What you will do: Retype the material that follows, keeping every word as it is.

Dataset content:

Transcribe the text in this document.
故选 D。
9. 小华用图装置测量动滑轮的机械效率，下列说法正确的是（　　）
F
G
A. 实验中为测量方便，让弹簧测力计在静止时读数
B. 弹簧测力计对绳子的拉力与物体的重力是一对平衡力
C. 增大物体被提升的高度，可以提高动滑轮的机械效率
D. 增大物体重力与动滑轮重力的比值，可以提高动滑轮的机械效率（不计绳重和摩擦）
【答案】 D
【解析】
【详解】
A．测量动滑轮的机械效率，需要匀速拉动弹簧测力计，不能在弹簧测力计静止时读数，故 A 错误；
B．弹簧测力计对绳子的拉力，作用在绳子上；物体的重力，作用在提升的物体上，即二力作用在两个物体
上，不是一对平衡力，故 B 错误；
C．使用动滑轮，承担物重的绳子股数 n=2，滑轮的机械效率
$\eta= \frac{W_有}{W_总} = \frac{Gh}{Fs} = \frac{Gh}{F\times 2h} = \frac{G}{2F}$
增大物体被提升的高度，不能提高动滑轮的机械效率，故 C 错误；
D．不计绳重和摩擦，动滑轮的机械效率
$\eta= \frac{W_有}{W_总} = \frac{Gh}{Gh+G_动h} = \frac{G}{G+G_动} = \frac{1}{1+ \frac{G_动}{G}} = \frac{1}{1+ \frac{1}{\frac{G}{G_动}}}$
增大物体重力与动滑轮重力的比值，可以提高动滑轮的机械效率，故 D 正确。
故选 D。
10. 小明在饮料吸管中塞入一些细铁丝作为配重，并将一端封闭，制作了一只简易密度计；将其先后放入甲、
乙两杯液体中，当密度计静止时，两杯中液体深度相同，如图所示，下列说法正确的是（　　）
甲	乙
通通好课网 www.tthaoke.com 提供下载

Task result:
Transcribe the text in this document.
故选 D。
9. 小华用图装置测量动滑轮的机械效率，下列说法正确的是（　　）
F
G
A. 实验中为测量方便，让弹簧测力计在静止时读数
B. 弹簧测力计对绳子的拉力与物体的重力是一对平衡力
C. 增大物体被提升的高度，可以提高动滑轮的机械效率
D. 增大物体重力与动滑轮重力的比值，可以提高动滑轮的机械效率（不计绳重和摩擦）
【答案】 D
【解析】
【详解】
A．测量动滑轮的机械效率，需要匀速拉动弹簧测力计，不能在弹簧测力计静止时读数，故 A 错误；
B．弹簧测力计对绳子的拉力，作用在绳子上；物体的重力，作用在提升的物体上，即二力作用在两个物体
上，不是一对平衡力，故 B 错误；
C．使用动滑轮，承担物重的绳子股数 n=2，滑轮的机械效率
$\eta= \frac{W_有}{W_总} = \frac{Gh}{Fs} = \frac{Gh}{F\times 2h} = \frac{G}{2F}$
增大物体被提升的高度，不能提高动滑轮的机械效率，故 C 错误；
D．不计绳重和摩擦，动滑轮的机械效率
$\eta= \frac{W_有}{W_总} = \frac{Gh}{Gh+G_动h} = \frac{G}{G+G_动} = \frac{1}{1+ \frac{G_动}{G}} = \frac{1}{1+ \frac{1}{\frac{G}{G_动}}}$
增大物体重力与动滑轮重力的比值，可以提高动滑轮的机械效率，故 D 正确。
故选 D。
10. 小明在饮料吸管中塞入一些细铁丝作为配重，并将一端封闭，制作了一只简易密度计；将其先后放入甲、
乙两杯液体中，当密度计静止时，两杯中液体深度相同，如图所示，下列说法正确的是（　　）
甲	乙
通通好课网 www.tthaoke.com 提供下载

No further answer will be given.